- REQUIREMENTS -
State the number of lines that contain "относятся", with no other text.

=-=-=-=-=

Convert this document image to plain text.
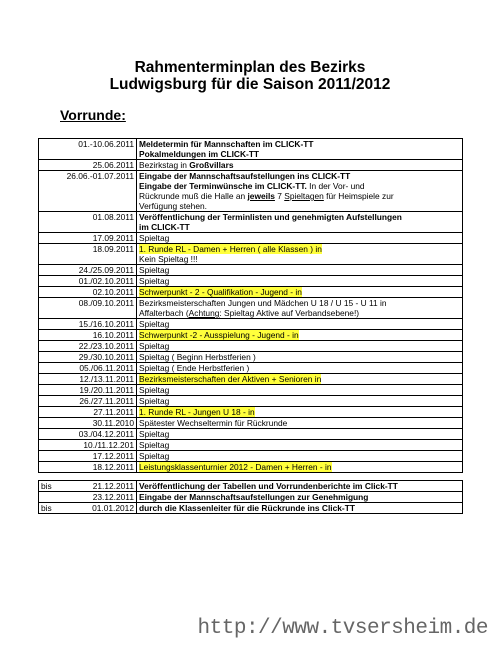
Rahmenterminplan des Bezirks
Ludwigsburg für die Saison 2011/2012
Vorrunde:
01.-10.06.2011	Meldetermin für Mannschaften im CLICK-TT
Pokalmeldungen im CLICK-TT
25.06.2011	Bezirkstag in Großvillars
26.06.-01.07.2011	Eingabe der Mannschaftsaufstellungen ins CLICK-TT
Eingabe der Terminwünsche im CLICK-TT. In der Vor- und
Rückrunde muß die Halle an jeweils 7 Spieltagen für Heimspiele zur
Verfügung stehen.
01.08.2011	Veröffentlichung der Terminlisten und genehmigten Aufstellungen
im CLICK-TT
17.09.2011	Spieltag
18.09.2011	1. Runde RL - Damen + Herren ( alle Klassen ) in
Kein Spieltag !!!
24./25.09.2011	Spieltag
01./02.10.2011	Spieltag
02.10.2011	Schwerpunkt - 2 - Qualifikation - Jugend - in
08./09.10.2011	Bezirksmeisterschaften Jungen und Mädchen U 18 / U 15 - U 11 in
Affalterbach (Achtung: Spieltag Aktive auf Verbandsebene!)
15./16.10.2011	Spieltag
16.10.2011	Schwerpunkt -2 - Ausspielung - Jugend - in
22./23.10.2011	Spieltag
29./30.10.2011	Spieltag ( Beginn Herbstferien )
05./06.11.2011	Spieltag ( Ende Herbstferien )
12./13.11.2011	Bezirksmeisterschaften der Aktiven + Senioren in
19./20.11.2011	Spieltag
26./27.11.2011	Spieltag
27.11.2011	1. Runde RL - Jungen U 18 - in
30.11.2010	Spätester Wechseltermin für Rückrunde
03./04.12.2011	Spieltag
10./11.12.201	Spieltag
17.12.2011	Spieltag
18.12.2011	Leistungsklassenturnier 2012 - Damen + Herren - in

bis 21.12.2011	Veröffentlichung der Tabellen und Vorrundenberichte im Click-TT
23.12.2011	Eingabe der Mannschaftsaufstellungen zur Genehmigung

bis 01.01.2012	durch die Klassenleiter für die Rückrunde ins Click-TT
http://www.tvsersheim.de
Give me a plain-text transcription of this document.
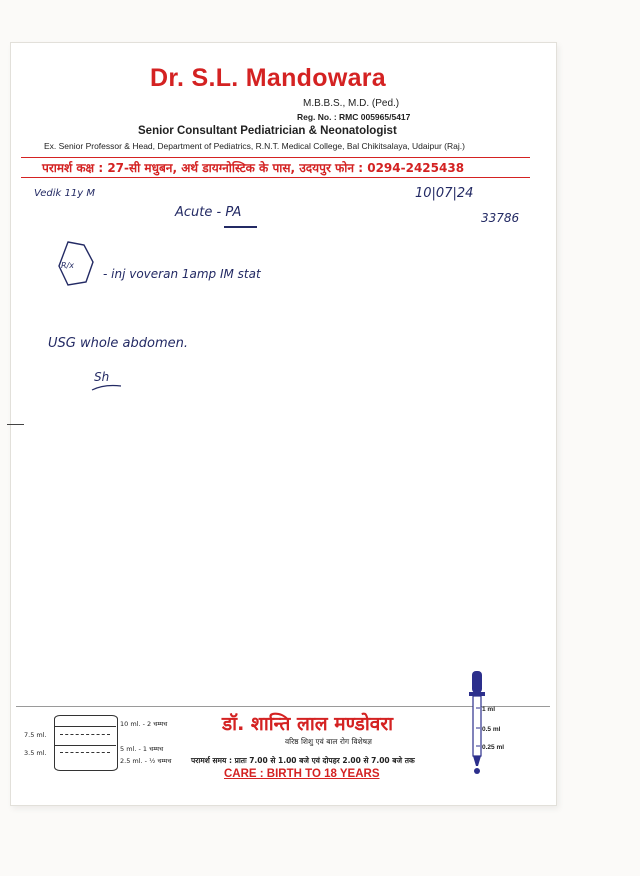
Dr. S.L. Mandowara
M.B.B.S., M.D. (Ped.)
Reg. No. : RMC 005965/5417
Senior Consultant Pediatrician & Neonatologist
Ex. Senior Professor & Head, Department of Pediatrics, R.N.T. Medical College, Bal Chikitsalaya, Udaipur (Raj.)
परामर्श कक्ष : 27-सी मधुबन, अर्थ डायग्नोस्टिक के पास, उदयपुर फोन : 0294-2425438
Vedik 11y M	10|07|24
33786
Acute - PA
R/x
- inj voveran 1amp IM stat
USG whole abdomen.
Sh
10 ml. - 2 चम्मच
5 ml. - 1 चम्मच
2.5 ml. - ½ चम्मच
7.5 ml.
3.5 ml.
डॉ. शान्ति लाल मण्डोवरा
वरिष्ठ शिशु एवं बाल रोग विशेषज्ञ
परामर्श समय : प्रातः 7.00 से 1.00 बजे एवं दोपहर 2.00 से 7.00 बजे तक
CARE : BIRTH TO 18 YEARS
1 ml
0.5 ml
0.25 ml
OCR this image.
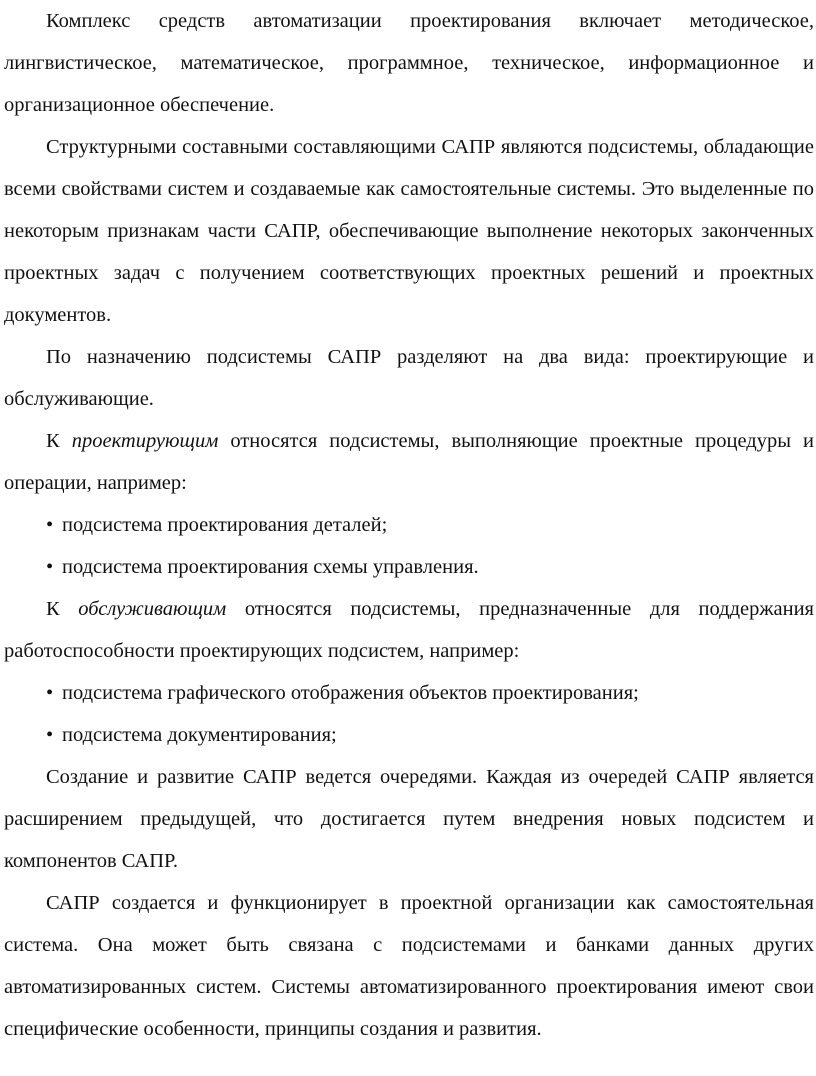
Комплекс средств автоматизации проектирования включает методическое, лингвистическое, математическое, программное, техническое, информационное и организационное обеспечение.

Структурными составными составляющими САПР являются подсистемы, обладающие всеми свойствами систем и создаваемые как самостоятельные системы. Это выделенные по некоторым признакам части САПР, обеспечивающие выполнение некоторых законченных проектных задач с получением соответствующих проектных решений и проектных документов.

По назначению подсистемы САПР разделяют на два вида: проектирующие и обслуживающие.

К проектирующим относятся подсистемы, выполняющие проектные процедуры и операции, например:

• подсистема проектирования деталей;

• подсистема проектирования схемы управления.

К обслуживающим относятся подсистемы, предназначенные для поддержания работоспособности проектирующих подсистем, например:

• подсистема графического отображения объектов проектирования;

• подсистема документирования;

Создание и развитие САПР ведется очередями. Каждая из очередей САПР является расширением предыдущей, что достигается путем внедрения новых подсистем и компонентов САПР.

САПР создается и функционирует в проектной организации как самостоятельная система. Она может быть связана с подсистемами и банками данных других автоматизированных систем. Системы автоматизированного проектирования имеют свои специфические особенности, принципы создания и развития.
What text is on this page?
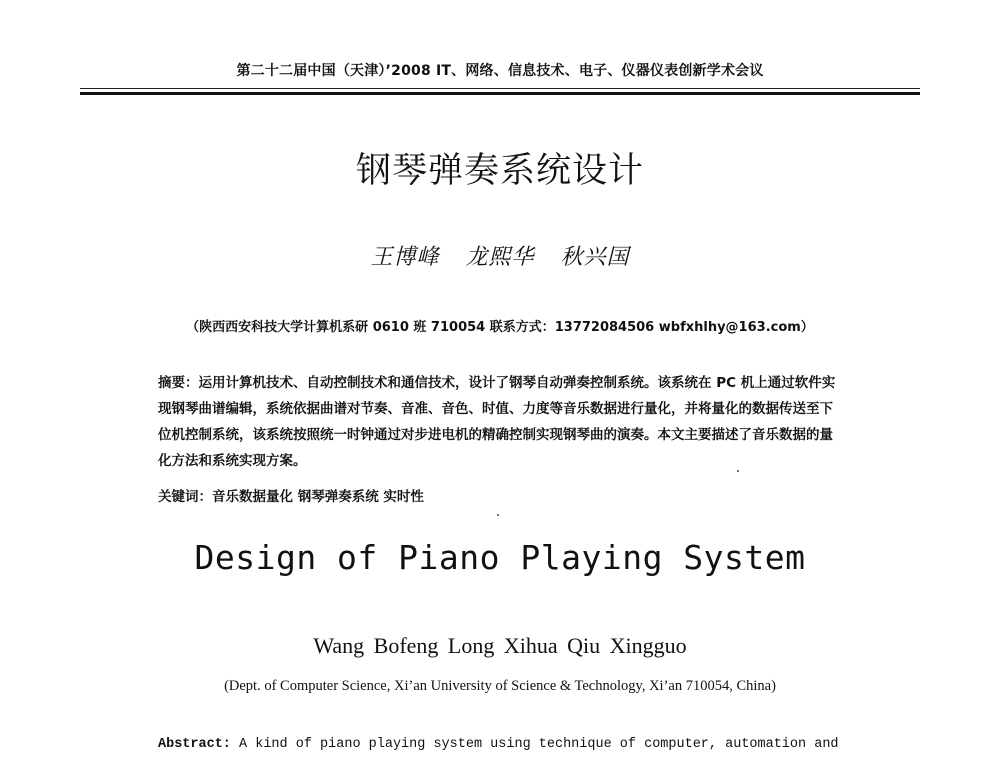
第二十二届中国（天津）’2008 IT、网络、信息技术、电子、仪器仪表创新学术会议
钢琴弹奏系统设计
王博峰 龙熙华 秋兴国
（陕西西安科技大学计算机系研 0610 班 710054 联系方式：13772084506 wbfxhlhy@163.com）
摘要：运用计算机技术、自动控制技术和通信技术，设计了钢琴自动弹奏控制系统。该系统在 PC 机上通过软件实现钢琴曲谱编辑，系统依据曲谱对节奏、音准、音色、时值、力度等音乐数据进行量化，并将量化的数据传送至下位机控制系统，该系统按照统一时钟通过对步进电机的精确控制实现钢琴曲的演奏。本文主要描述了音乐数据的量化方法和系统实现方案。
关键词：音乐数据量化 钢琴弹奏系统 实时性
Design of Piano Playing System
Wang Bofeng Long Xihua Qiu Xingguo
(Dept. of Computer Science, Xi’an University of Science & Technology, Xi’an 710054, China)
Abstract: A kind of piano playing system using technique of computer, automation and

=-=-=-=-=

- WORKED SOLUTION -
2